Brief:
Quote the listing below in its entirety, omitting every image.

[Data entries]
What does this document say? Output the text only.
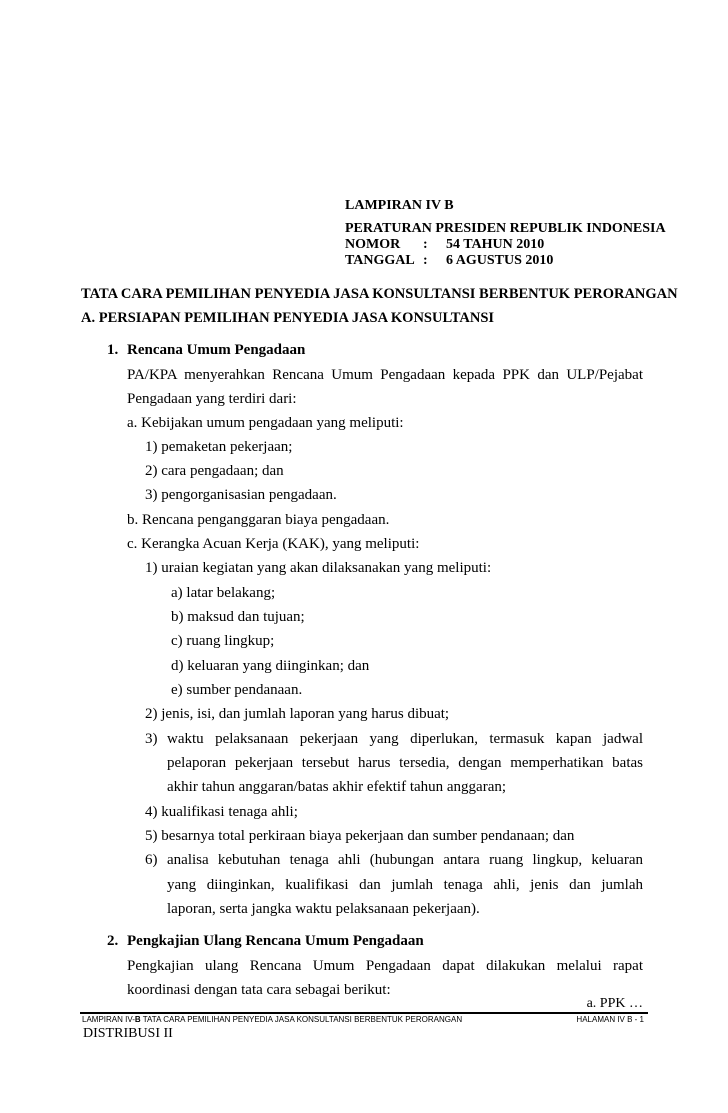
LAMPIRAN IV B
PERATURAN PRESIDEN REPUBLIK INDONESIA
NOMOR : 54 TAHUN 2010
TANGGAL : 6 AGUSTUS 2010
TATA CARA PEMILIHAN PENYEDIA JASA KONSULTANSI BERBENTUK PERORANGAN
A. PERSIAPAN PEMILIHAN PENYEDIA JASA KONSULTANSI
1. Rencana Umum Pengadaan
PA/KPA menyerahkan Rencana Umum Pengadaan kepada PPK dan ULP/Pejabat
Pengadaan yang terdiri dari:
a. Kebijakan umum pengadaan yang meliputi:
1) pemaketan pekerjaan;
2) cara pengadaan; dan
3) pengorganisasian pengadaan.
b. Rencana penganggaran biaya pengadaan.
c. Kerangka Acuan Kerja (KAK), yang meliputi:
1) uraian kegiatan yang akan dilaksanakan yang meliputi:
a) latar belakang;
b) maksud dan tujuan;
c) ruang lingkup;
d) keluaran yang diinginkan; dan
e) sumber pendanaan.
2) jenis, isi, dan jumlah laporan yang harus dibuat;
3) waktu pelaksanaan pekerjaan yang diperlukan, termasuk kapan jadwal
pelaporan pekerjaan tersebut harus tersedia, dengan memperhatikan batas
akhir tahun anggaran/batas akhir efektif tahun anggaran;
4) kualifikasi tenaga ahli;
5) besarnya total perkiraan biaya pekerjaan dan sumber pendanaan; dan
6) analisa kebutuhan tenaga ahli (hubungan antara ruang lingkup, keluaran
yang diinginkan, kualifikasi dan jumlah tenaga ahli, jenis dan jumlah
laporan, serta jangka waktu pelaksanaan pekerjaan).
2. Pengkajian Ulang Rencana Umum Pengadaan
Pengkajian ulang Rencana Umum Pengadaan dapat dilakukan melalui rapat
koordinasi dengan tata cara sebagai berikut:
a. PPK …
LAMPIRAN IV-B TATA CARA PEMILIHAN PENYEDIA JASA KONSULTANSI BERBENTUK PERORANGAN	HALAMAN IV B - 1
DISTRIBUSI II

Worked solution:
What does this document say? Output the text only.
LAMPIRAN IV B
PERATURAN PRESIDEN REPUBLIK INDONESIA
NOMOR : 54 TAHUN 2010
TANGGAL : 6 AGUSTUS 2010
TATA CARA PEMILIHAN PENYEDIA JASA KONSULTANSI BERBENTUK PERORANGAN
A. PERSIAPAN PEMILIHAN PENYEDIA JASA KONSULTANSI
1. Rencana Umum Pengadaan
PA/KPA menyerahkan Rencana Umum Pengadaan kepada PPK dan ULP/Pejabat
Pengadaan yang terdiri dari:
a. Kebijakan umum pengadaan yang meliputi:
1) pemaketan pekerjaan;
2) cara pengadaan; dan
3) pengorganisasian pengadaan.
b. Rencana penganggaran biaya pengadaan.
c. Kerangka Acuan Kerja (KAK), yang meliputi:
1) uraian kegiatan yang akan dilaksanakan yang meliputi:
a) latar belakang;
b) maksud dan tujuan;
c) ruang lingkup;
d) keluaran yang diinginkan; dan
e) sumber pendanaan.
2) jenis, isi, dan jumlah laporan yang harus dibuat;
3) waktu pelaksanaan pekerjaan yang diperlukan, termasuk kapan jadwal
pelaporan pekerjaan tersebut harus tersedia, dengan memperhatikan batas
akhir tahun anggaran/batas akhir efektif tahun anggaran;
4) kualifikasi tenaga ahli;
5) besarnya total perkiraan biaya pekerjaan dan sumber pendanaan; dan
6) analisa kebutuhan tenaga ahli (hubungan antara ruang lingkup, keluaran
yang diinginkan, kualifikasi dan jumlah tenaga ahli, jenis dan jumlah
laporan, serta jangka waktu pelaksanaan pekerjaan).
2. Pengkajian Ulang Rencana Umum Pengadaan
Pengkajian ulang Rencana Umum Pengadaan dapat dilakukan melalui rapat
koordinasi dengan tata cara sebagai berikut:
a. PPK …
LAMPIRAN IV-B TATA CARA PEMILIHAN PENYEDIA JASA KONSULTANSI BERBENTUK PERORANGAN	HALAMAN IV B - 1
DISTRIBUSI II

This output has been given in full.